Working data —
....
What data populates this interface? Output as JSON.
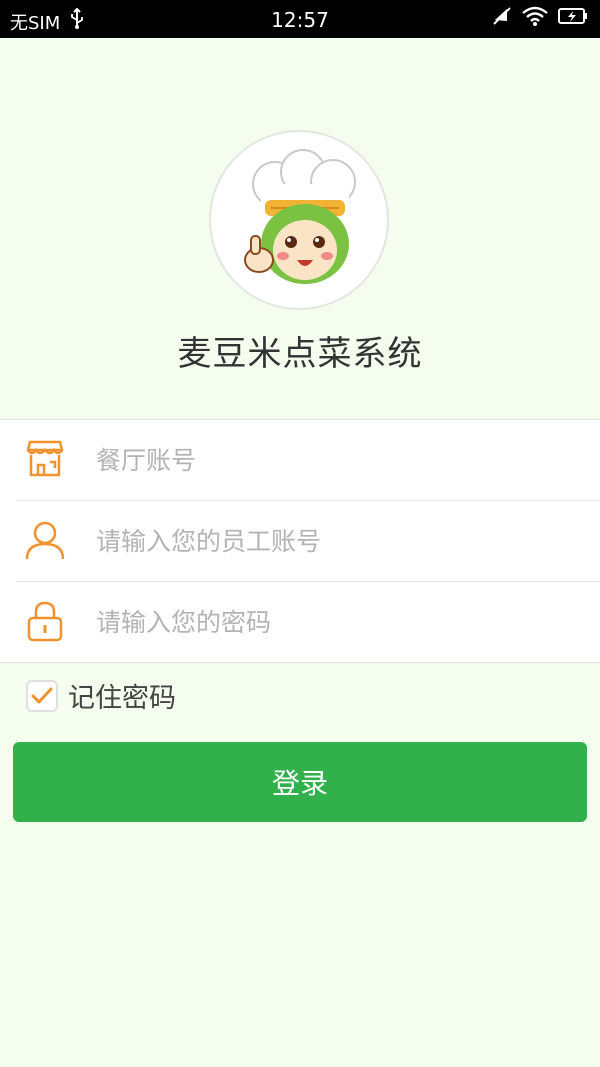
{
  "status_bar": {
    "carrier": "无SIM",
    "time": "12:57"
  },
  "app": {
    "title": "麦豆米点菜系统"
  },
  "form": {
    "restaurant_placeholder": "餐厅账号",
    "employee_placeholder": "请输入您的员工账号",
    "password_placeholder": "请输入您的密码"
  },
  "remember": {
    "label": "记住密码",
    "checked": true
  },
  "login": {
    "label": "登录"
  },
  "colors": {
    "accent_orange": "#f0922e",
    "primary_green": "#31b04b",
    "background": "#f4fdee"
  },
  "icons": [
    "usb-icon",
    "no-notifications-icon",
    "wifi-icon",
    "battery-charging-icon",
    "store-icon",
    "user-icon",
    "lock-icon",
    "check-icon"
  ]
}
....
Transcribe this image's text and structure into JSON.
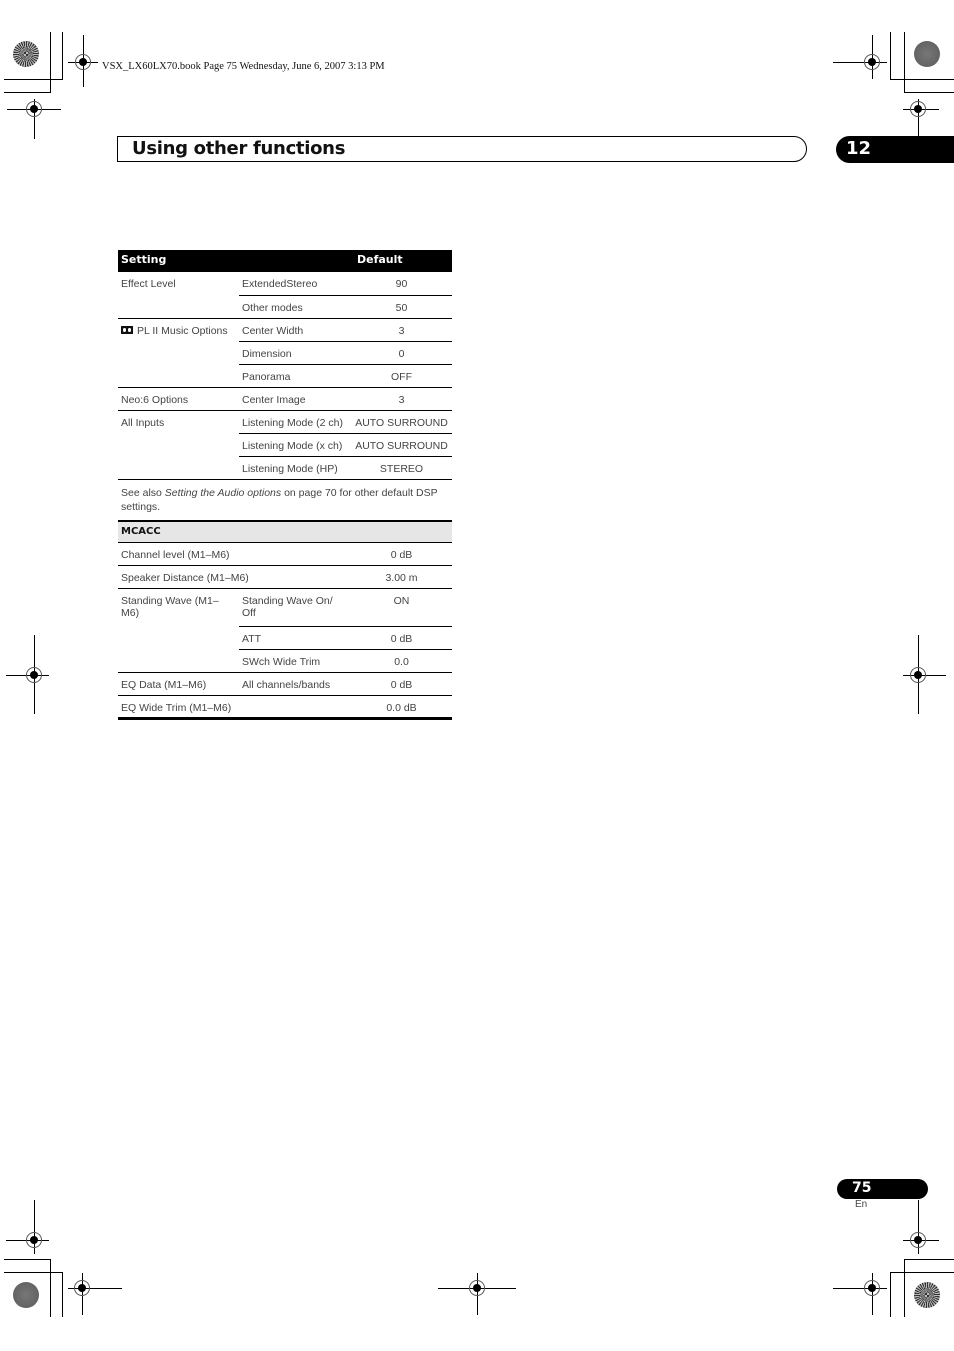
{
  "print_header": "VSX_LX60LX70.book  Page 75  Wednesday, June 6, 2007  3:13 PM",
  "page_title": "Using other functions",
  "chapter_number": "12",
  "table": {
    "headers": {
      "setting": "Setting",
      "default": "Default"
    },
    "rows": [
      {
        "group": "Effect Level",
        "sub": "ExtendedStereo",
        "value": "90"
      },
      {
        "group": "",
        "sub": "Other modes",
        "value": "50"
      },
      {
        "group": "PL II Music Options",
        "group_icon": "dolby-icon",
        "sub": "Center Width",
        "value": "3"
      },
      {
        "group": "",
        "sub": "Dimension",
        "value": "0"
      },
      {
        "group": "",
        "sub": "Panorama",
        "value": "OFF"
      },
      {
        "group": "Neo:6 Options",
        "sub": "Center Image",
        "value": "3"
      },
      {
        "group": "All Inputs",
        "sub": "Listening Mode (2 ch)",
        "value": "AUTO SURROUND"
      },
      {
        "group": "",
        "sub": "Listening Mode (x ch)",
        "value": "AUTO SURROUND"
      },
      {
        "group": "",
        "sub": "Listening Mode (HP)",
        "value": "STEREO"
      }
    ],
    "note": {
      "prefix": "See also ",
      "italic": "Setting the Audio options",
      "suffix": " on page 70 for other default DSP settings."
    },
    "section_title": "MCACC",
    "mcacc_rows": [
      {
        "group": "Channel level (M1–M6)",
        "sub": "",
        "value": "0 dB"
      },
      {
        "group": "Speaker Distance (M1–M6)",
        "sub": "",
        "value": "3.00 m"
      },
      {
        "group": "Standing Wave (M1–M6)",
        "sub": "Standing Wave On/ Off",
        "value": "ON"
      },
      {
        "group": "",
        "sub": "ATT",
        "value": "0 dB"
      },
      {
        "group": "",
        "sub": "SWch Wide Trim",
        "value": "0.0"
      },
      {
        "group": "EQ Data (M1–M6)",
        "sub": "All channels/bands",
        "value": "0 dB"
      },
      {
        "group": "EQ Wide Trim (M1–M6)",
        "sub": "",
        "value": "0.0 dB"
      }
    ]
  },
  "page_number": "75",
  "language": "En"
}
....
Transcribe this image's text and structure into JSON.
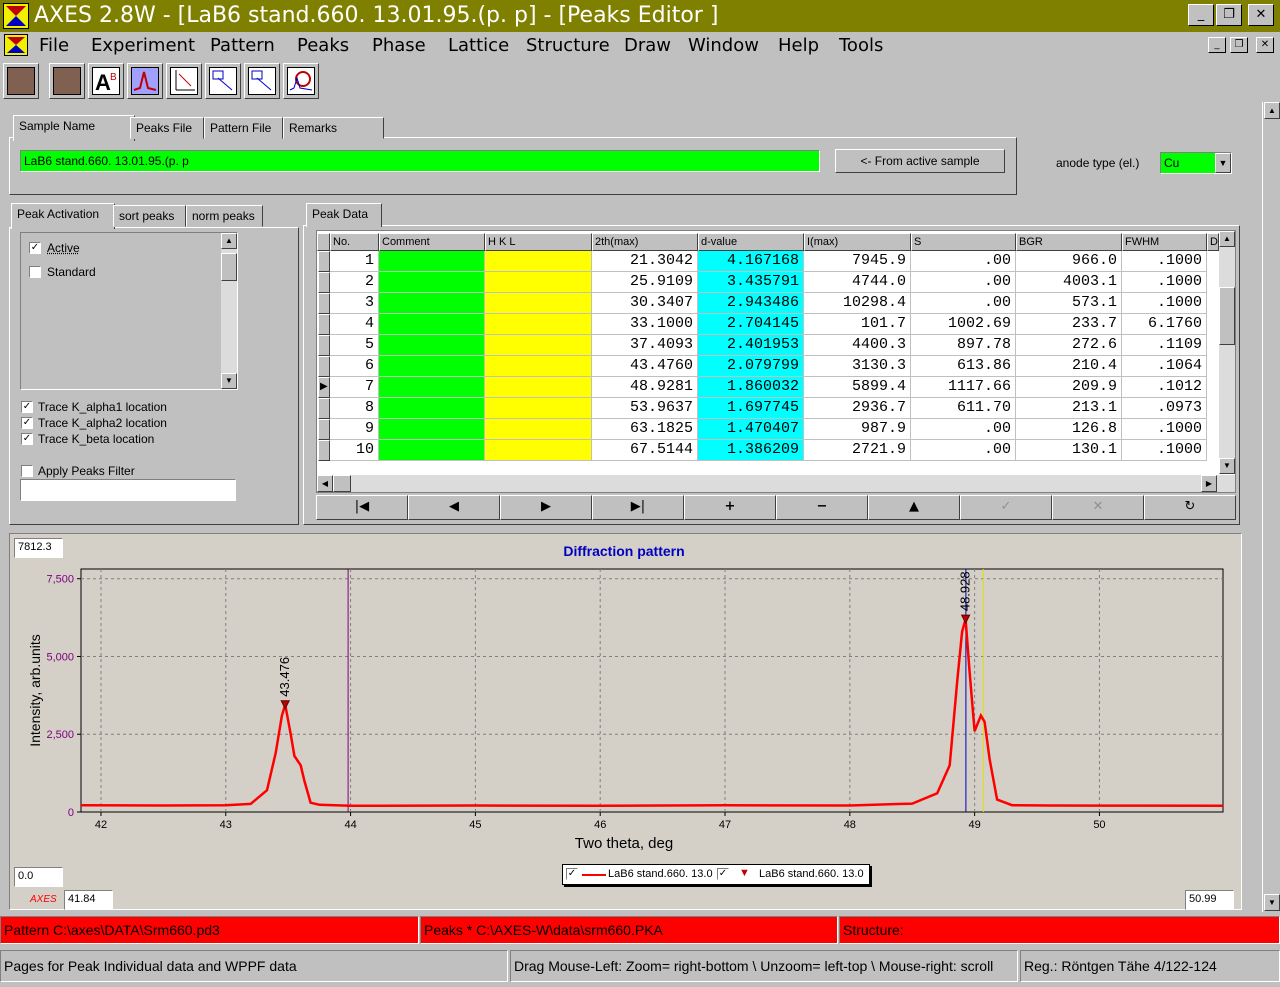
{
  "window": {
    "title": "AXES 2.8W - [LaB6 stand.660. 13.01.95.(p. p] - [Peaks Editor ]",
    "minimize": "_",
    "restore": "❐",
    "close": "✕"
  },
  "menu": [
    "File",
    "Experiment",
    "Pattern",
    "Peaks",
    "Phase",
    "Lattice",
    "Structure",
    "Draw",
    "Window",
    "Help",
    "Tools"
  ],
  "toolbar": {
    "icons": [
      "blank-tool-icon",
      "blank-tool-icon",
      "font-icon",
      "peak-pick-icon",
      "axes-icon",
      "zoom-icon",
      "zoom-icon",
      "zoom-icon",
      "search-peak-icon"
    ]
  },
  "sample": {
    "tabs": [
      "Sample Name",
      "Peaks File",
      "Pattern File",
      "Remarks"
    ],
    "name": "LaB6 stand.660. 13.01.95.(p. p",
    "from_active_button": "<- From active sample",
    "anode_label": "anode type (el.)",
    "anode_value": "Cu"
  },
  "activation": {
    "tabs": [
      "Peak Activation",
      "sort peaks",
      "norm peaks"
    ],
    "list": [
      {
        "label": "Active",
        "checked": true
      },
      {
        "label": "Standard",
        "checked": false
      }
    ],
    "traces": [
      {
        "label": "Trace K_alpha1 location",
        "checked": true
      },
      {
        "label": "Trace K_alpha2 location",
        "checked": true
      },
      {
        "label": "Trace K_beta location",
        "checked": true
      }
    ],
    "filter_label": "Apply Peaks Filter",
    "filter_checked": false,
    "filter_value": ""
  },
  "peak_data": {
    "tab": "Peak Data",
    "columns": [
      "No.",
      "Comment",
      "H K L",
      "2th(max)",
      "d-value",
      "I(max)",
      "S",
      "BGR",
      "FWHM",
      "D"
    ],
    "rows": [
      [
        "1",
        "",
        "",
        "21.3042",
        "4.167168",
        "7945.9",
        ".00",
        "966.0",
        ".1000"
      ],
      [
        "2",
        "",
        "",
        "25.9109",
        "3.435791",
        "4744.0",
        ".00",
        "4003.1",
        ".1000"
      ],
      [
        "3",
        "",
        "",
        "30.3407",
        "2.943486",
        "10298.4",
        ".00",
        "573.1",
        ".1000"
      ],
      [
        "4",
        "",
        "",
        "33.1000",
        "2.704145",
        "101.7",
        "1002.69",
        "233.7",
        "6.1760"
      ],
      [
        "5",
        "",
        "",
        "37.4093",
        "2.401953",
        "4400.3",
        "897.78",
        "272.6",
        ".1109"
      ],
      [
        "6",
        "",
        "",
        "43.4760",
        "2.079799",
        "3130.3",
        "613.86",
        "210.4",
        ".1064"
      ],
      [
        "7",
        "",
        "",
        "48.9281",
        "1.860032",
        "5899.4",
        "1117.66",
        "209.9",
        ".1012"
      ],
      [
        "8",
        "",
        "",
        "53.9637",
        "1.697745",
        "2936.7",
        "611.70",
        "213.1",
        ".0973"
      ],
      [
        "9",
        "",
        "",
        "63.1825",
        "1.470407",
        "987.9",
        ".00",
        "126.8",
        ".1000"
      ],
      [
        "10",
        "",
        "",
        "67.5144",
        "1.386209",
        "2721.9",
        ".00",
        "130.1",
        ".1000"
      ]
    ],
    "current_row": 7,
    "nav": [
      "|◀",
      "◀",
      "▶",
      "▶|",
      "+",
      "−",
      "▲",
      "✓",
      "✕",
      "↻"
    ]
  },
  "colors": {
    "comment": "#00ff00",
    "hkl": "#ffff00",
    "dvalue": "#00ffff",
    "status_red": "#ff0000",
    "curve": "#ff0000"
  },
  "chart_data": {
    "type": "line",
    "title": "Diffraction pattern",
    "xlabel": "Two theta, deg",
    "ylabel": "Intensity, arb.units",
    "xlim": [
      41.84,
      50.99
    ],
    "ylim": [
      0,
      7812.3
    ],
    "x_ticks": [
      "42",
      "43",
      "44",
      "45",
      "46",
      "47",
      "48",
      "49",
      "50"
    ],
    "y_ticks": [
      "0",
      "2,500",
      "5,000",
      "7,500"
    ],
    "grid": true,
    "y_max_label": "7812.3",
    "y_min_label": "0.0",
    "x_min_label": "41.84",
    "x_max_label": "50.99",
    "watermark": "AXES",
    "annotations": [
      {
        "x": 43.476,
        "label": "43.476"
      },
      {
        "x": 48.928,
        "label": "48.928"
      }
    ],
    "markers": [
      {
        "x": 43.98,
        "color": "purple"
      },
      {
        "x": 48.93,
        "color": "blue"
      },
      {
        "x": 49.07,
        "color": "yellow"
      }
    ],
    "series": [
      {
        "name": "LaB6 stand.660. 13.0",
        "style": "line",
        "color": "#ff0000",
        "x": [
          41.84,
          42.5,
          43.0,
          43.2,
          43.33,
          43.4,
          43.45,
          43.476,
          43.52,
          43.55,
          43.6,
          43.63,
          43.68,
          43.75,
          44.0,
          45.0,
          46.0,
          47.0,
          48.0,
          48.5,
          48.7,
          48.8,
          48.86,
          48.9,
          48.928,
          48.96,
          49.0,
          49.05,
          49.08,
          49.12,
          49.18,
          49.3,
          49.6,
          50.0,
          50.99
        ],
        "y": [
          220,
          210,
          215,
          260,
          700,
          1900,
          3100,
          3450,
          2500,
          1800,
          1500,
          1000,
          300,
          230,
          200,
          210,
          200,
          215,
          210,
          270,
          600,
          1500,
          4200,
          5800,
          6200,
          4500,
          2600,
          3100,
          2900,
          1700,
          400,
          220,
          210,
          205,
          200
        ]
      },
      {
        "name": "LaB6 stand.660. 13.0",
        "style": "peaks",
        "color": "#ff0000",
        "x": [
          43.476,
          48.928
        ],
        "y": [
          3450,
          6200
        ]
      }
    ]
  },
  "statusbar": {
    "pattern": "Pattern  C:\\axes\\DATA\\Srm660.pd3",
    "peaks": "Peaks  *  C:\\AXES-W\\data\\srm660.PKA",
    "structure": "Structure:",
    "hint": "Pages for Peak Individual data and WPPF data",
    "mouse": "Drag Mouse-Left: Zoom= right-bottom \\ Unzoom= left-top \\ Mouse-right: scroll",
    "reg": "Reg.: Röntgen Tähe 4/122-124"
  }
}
....
Copy every line in the entries above that has the string "location" in it.

Task output —
        "label": "Trace K_alpha1 location",
        "label": "Trace K_alpha2 location",
        "label": "Trace K_beta location",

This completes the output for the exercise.